- GOAL:
Find the string "celebrado" in the listing and report every line that has it.

- RECORDS FOR THIS EXERCISE:
--- BEGIN ---
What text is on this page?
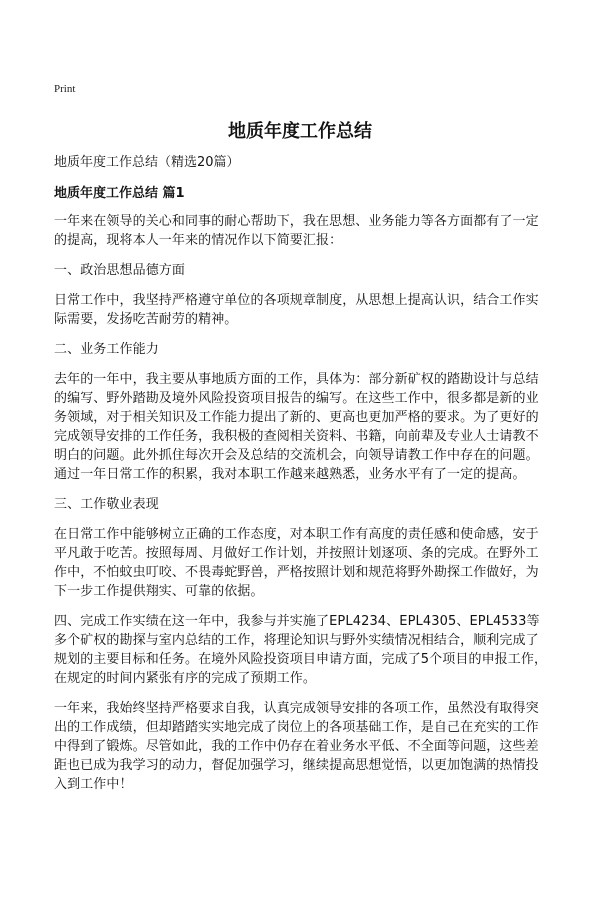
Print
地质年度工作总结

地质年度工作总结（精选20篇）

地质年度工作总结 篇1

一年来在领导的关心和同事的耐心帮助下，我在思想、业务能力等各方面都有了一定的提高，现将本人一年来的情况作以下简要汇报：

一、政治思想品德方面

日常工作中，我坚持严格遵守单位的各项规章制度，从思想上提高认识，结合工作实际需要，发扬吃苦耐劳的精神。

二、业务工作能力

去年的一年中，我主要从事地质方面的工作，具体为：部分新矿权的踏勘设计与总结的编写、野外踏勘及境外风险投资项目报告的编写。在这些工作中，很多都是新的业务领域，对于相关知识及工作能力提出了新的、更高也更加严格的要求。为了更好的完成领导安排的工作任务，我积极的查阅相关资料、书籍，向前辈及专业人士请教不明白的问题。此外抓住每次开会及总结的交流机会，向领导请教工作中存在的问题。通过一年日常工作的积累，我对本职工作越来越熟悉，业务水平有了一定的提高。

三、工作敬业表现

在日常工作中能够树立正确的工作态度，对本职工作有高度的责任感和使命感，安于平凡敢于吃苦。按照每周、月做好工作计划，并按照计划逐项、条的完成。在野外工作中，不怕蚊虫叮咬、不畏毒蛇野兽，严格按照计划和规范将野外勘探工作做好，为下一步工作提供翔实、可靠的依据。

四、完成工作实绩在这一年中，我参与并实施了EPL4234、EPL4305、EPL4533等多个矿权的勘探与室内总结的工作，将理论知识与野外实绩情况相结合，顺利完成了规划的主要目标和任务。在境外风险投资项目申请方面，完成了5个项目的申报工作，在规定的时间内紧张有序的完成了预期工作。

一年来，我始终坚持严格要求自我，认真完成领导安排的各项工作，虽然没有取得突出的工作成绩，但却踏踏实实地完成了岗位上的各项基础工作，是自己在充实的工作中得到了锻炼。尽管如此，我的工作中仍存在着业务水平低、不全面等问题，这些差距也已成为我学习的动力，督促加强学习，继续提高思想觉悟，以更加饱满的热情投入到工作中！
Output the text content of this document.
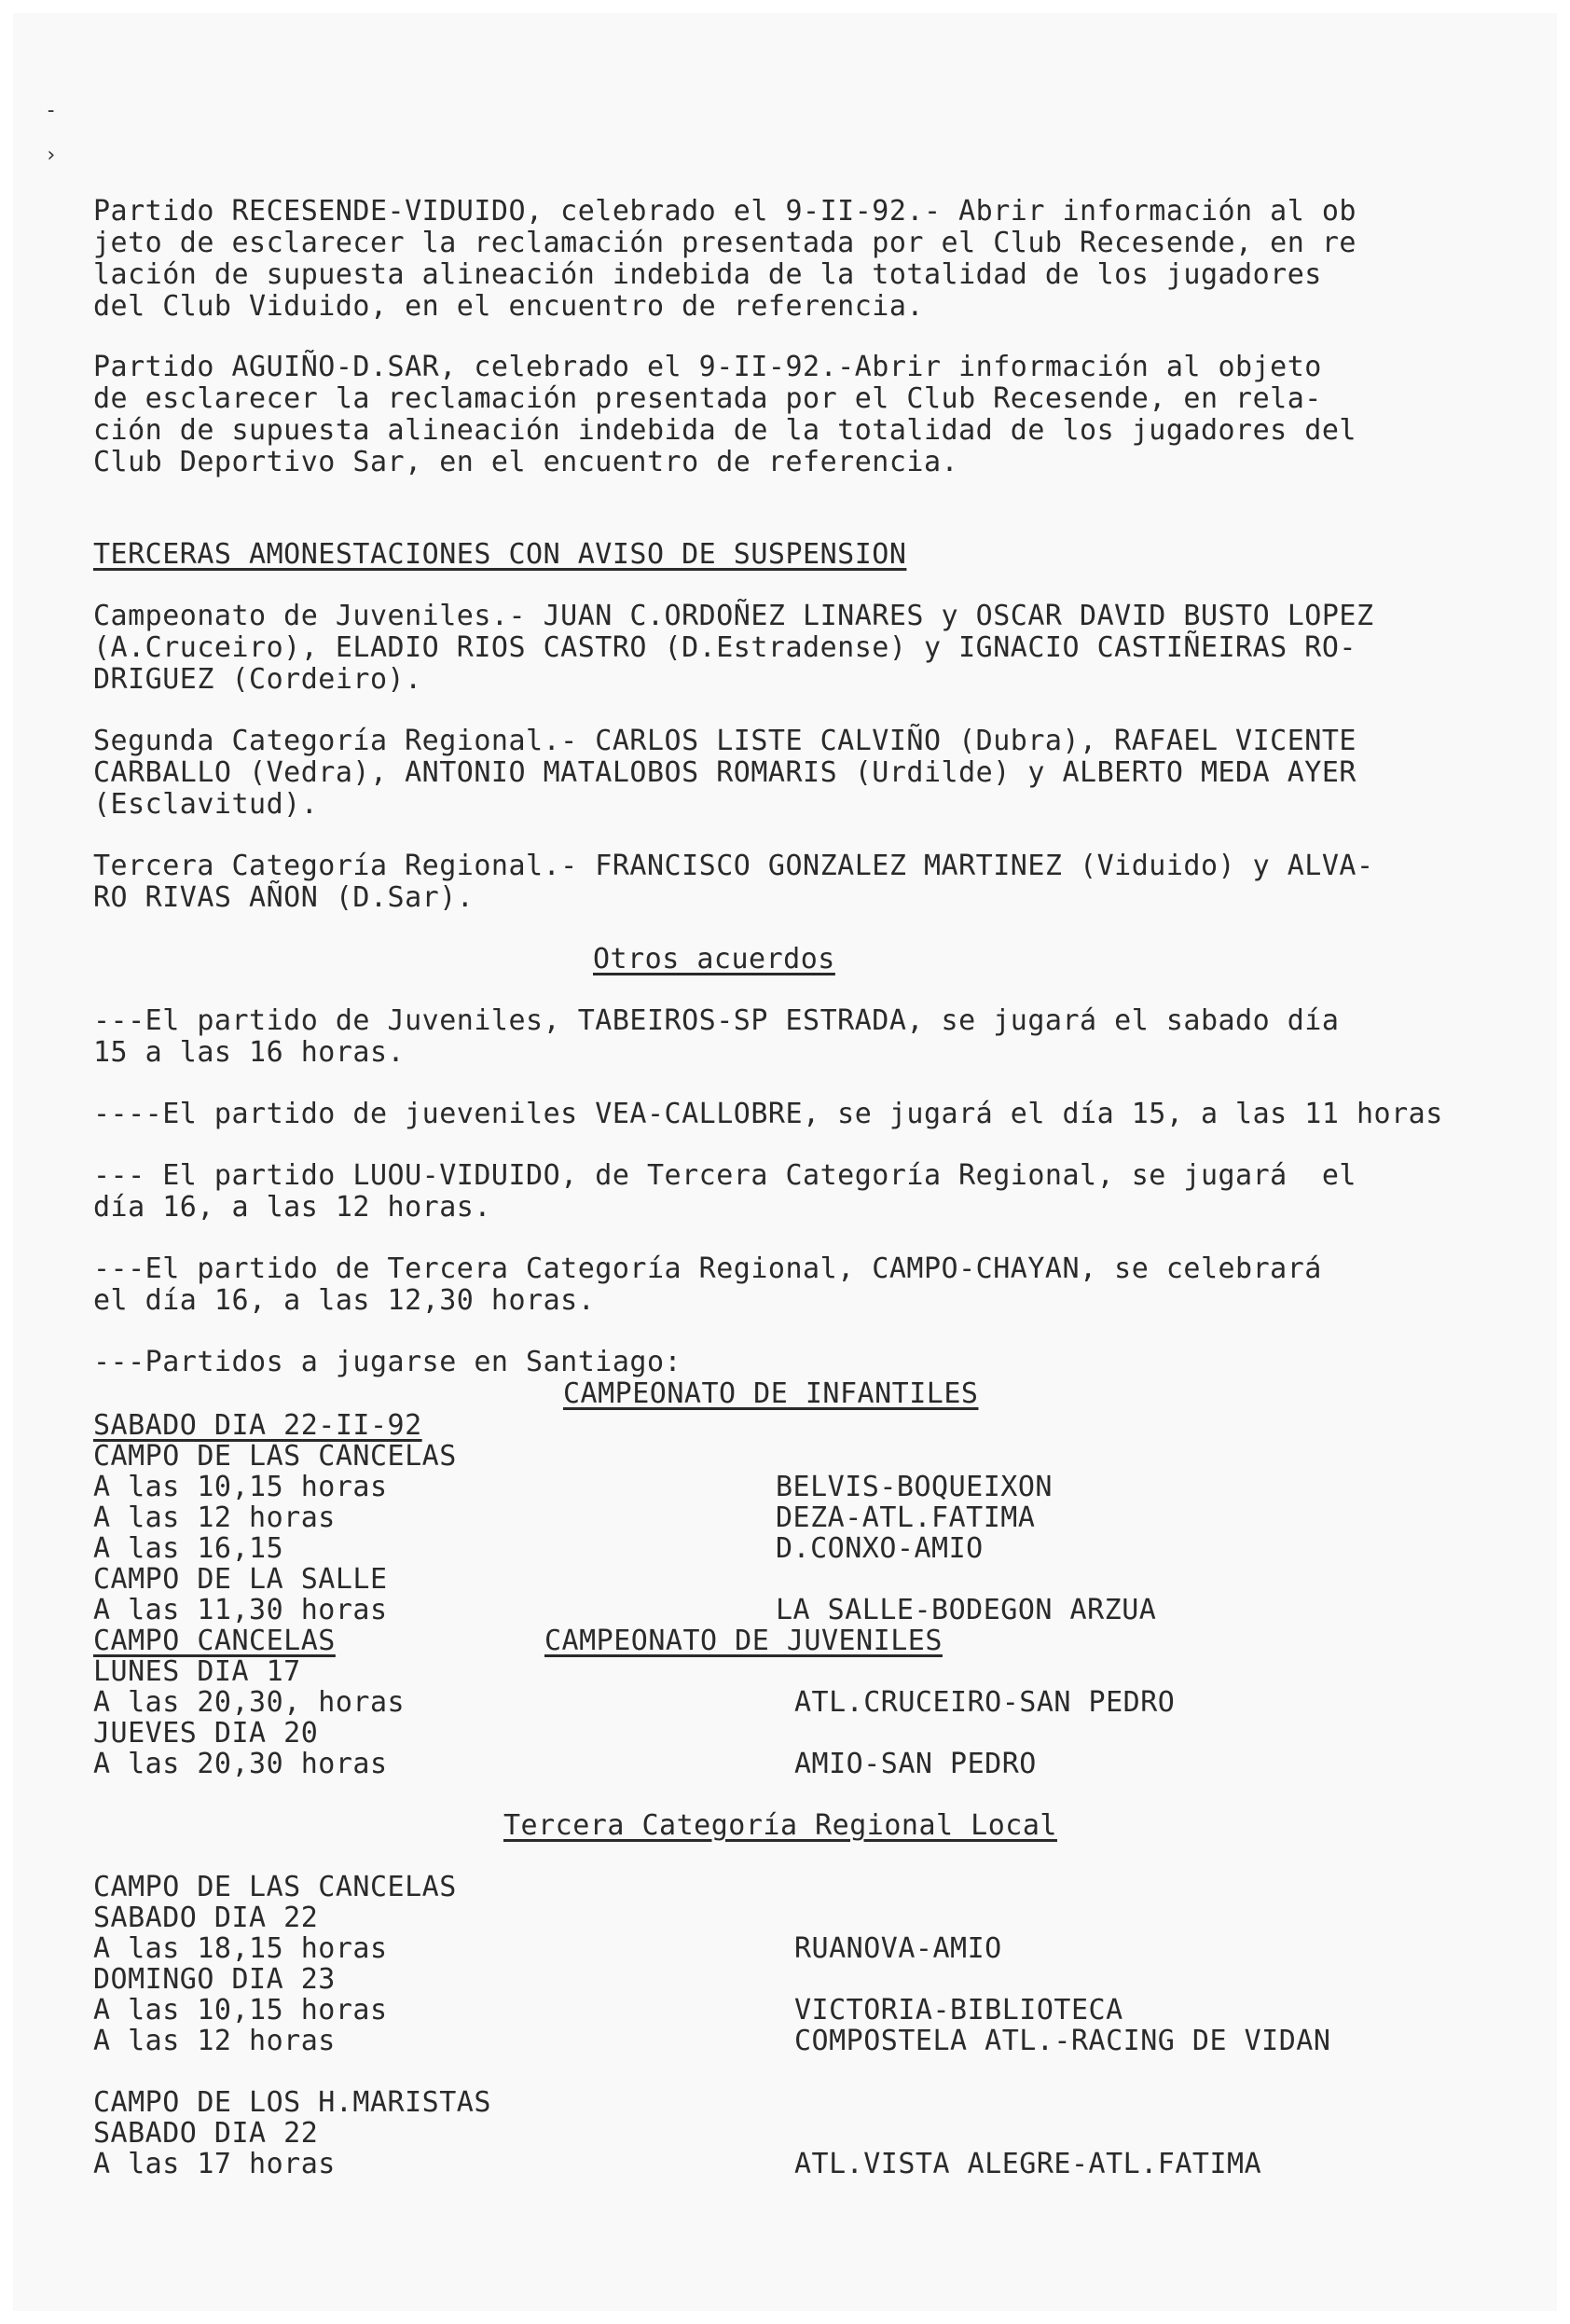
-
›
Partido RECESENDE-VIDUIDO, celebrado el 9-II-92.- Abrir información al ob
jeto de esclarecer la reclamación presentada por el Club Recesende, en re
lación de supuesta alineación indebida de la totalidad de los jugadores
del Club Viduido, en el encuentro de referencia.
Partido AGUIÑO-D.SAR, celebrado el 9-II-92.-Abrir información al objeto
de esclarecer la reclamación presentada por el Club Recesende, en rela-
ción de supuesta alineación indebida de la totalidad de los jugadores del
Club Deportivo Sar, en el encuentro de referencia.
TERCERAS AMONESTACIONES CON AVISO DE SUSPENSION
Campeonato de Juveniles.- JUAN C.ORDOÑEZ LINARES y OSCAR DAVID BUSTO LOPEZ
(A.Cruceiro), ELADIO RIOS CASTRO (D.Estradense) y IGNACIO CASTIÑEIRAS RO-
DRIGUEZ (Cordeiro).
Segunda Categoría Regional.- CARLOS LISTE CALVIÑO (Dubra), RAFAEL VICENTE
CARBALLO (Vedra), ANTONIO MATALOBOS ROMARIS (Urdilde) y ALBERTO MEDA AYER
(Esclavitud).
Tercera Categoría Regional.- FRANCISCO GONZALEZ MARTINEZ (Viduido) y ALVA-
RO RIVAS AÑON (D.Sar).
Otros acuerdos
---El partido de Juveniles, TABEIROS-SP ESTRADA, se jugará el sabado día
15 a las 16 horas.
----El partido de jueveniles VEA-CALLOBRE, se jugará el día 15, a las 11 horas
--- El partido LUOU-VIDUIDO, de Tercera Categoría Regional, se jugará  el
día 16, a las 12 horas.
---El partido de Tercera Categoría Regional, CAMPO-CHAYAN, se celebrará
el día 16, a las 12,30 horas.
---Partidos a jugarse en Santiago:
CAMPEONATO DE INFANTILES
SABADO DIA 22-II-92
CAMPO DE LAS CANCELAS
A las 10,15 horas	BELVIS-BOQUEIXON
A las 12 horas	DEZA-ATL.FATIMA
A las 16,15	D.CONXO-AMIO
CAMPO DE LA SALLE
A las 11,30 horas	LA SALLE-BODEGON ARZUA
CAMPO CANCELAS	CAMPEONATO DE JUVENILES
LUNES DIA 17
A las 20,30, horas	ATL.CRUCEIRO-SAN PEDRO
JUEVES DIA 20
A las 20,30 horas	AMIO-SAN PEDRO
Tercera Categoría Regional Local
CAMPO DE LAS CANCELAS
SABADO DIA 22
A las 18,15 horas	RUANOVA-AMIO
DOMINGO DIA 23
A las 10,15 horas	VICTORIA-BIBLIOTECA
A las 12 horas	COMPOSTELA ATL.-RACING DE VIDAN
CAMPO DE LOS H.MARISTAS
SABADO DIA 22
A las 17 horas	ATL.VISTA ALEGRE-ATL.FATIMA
--- END ---
- OUTPUT:
Partido RECESENDE-VIDUIDO, celebrado el 9-II-92.- Abrir información al ob
Partido AGUIÑO-D.SAR, celebrado el 9-II-92.-Abrir información al objeto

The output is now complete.